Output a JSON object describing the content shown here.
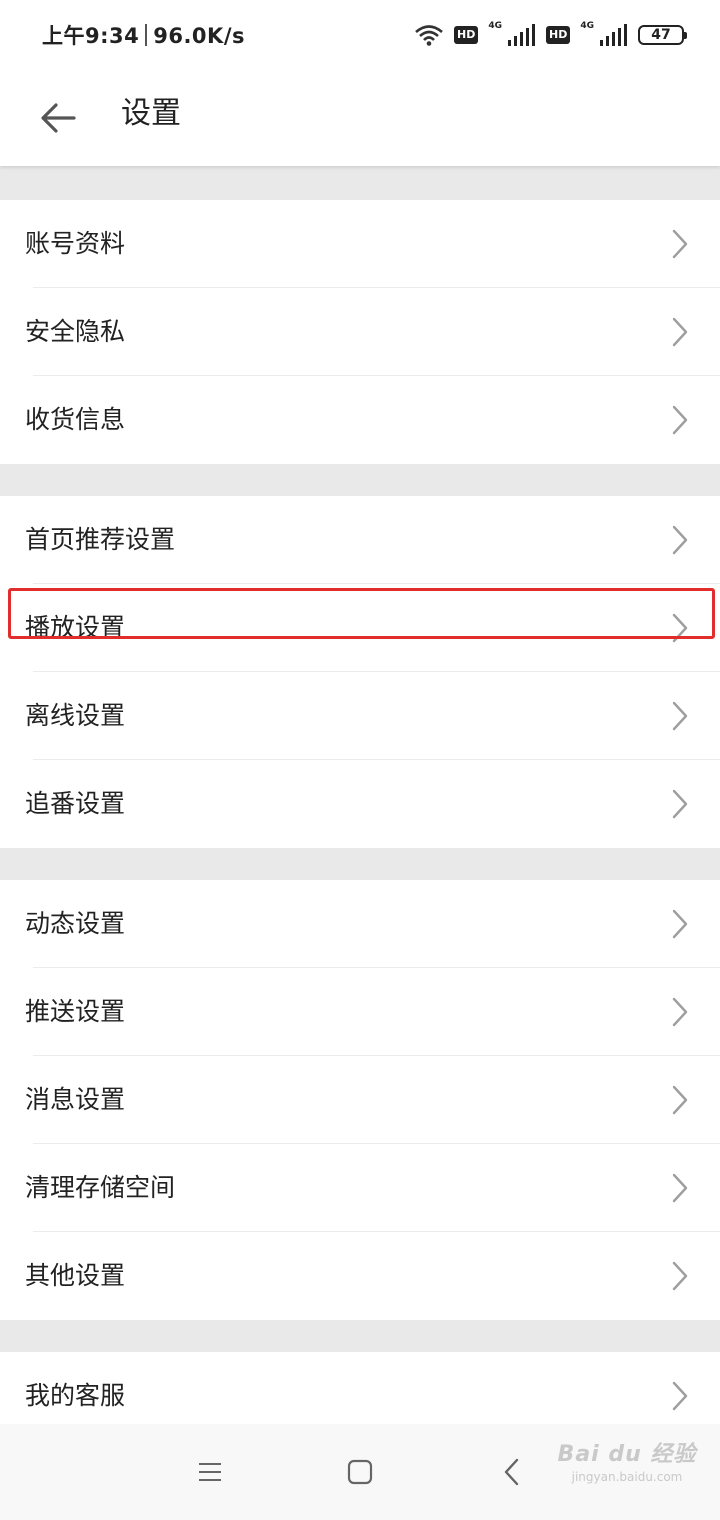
{
  "status_bar": {
    "time": "上午9:34",
    "net_speed": "96.0K/s",
    "hd_badge_1": "HD",
    "hd_badge_2": "HD",
    "network_1": "4G",
    "network_2": "4G",
    "battery": "47",
    "icons": [
      "wifi-icon",
      "signal-icon",
      "battery-icon"
    ]
  },
  "header": {
    "title": "设置",
    "back_icon": "arrow-left-icon"
  },
  "settings_groups": [
    {
      "items": [
        {
          "label": "账号资料"
        },
        {
          "label": "安全隐私"
        },
        {
          "label": "收货信息"
        }
      ]
    },
    {
      "items": [
        {
          "label": "首页推荐设置"
        },
        {
          "label": "播放设置"
        },
        {
          "label": "离线设置"
        },
        {
          "label": "追番设置"
        }
      ]
    },
    {
      "items": [
        {
          "label": "动态设置"
        },
        {
          "label": "推送设置"
        },
        {
          "label": "消息设置"
        },
        {
          "label": "清理存储空间"
        },
        {
          "label": "其他设置"
        }
      ]
    },
    {
      "items": [
        {
          "label": "我的客服"
        }
      ]
    }
  ],
  "highlighted_item": "播放设置",
  "nav_bar": {
    "icons": [
      "menu-icon",
      "home-square-icon",
      "back-chevron-icon"
    ]
  },
  "watermark": {
    "brand": "Bai du 经验",
    "url": "jingyan.baidu.com"
  },
  "colors": {
    "background": "#e9e9e9",
    "surface": "#ffffff",
    "text": "#222222",
    "chevron": "#9e9e9e",
    "highlight": "#e22d2d"
  }
}
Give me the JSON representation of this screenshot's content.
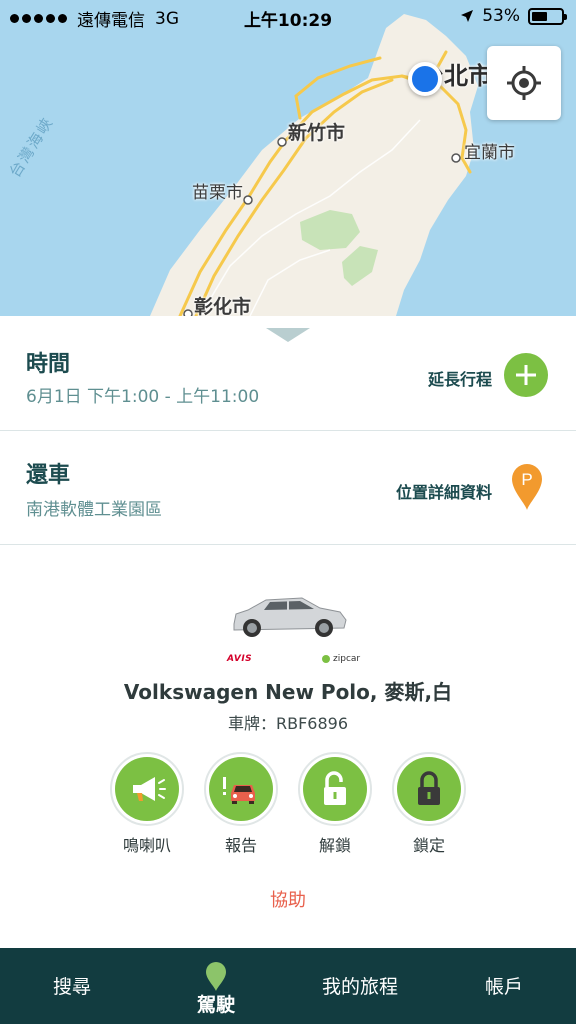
{
  "status_bar": {
    "carrier": "遠傳電信",
    "network": "3G",
    "time": "上午10:29",
    "battery": "53%",
    "battery_level": 0.53
  },
  "map": {
    "labels": {
      "taipei": "台北市",
      "hsinchu": "新竹市",
      "yilan": "宜蘭市",
      "miaoli": "苗栗市",
      "changhua": "彰化市",
      "strait": "台灣海峽"
    },
    "locate_icon": "crosshair-icon"
  },
  "time_row": {
    "title": "時間",
    "range": "6月1日  下午1:00 - 上午11:00",
    "action_label": "延長行程",
    "action_icon": "plus-icon"
  },
  "return_row": {
    "title": "還車",
    "location": "南港軟體工業園區",
    "action_label": "位置詳細資料",
    "pin_letter": "P"
  },
  "car": {
    "name": "Volkswagen New Polo, 麥斯,白",
    "plate": "車牌：RBF6896",
    "brand_avis": "AVIS",
    "brand_zipcar": "zipcar"
  },
  "actions": [
    {
      "label": "鳴喇叭",
      "icon": "megaphone-icon"
    },
    {
      "label": "報告",
      "icon": "car-alert-icon"
    },
    {
      "label": "解鎖",
      "icon": "unlock-icon"
    },
    {
      "label": "鎖定",
      "icon": "lock-icon"
    }
  ],
  "help_label": "協助",
  "tabs": [
    {
      "label": "搜尋"
    },
    {
      "label": "駕駛",
      "active": true
    },
    {
      "label": "我的旅程"
    },
    {
      "label": "帳戶"
    }
  ],
  "colors": {
    "accent_green": "#7cc043",
    "dark_teal": "#123c40",
    "help_red": "#e8604c",
    "pin_orange": "#f29a2e"
  }
}
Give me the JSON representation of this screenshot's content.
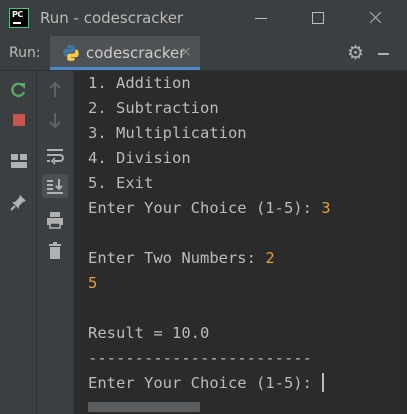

Goal -> Repeat every record precisely. Any picture among them stays out of the copy.

Output ->
Output a JSON object describing the content shown here.
{
  "status_bar": {
    "time": "上午9:34",
    "net_speed": "96.0K/s",
    "hd_badge_1": "HD",
    "hd_badge_2": "HD",
    "network_1": "4G",
    "network_2": "4G",
    "battery": "47",
    "icons": [
      "wifi-icon",
      "signal-icon",
      "battery-icon"
    ]
  },
  "header": {
    "title": "设置",
    "back_icon": "arrow-left-icon"
  },
  "settings_groups": [
    {
      "items": [
        {
          "label": "账号资料"
        },
        {
          "label": "安全隐私"
        },
        {
          "label": "收货信息"
        }
      ]
    },
    {
      "items": [
        {
          "label": "首页推荐设置"
        },
        {
          "label": "播放设置"
        },
        {
          "label": "离线设置"
        },
        {
          "label": "追番设置"
        }
      ]
    },
    {
      "items": [
        {
          "label": "动态设置"
        },
        {
          "label": "推送设置"
        },
        {
          "label": "消息设置"
        },
        {
          "label": "清理存储空间"
        },
        {
          "label": "其他设置"
        }
      ]
    },
    {
      "items": [
        {
          "label": "我的客服"
        }
      ]
    }
  ],
  "highlighted_item": "播放设置",
  "nav_bar": {
    "icons": [
      "menu-icon",
      "home-square-icon",
      "back-chevron-icon"
    ]
  },
  "watermark": {
    "brand": "Bai du 经验",
    "url": "jingyan.baidu.com"
  },
  "colors": {
    "background": "#e9e9e9",
    "surface": "#ffffff",
    "text": "#222222",
    "chevron": "#9e9e9e",
    "highlight": "#e22d2d"
  }
}
Give me the JSON representation of this screenshot's content.
{
  "status_bar": {
    "carrier": "遠傳電信",
    "network": "3G",
    "time": "上午10:29",
    "battery": "53%",
    "battery_level": 0.53
  },
  "map": {
    "labels": {
      "taipei": "台北市",
      "hsinchu": "新竹市",
      "yilan": "宜蘭市",
      "miaoli": "苗栗市",
      "changhua": "彰化市",
      "strait": "台灣海峽"
    },
    "locate_icon": "crosshair-icon"
  },
  "time_row": {
    "title": "時間",
    "range": "6月1日  下午1:00 - 上午11:00",
    "action_label": "延長行程",
    "action_icon": "plus-icon"
  },
  "return_row": {
    "title": "還車",
    "location": "南港軟體工業園區",
    "action_label": "位置詳細資料",
    "pin_letter": "P"
  },
  "car": {
    "name": "Volkswagen New Polo, 麥斯,白",
    "plate": "車牌：RBF6896",
    "brand_avis": "AVIS",
    "brand_zipcar": "zipcar"
  },
  "actions": [
    {
      "label": "鳴喇叭",
      "icon": "megaphone-icon"
    },
    {
      "label": "報告",
      "icon": "car-alert-icon"
    },
    {
      "label": "解鎖",
      "icon": "unlock-icon"
    },
    {
      "label": "鎖定",
      "icon": "lock-icon"
    }
  ],
  "help_label": "協助",
  "tabs": [
    {
      "label": "搜尋"
    },
    {
      "label": "駕駛",
      "active": true
    },
    {
      "label": "我的旅程"
    },
    {
      "label": "帳戶"
    }
  ],
  "colors": {
    "accent_green": "#7cc043",
    "dark_teal": "#123c40",
    "help_red": "#e8604c",
    "pin_orange": "#f29a2e"
  }
}
Give me the JSON representation of this screenshot's content.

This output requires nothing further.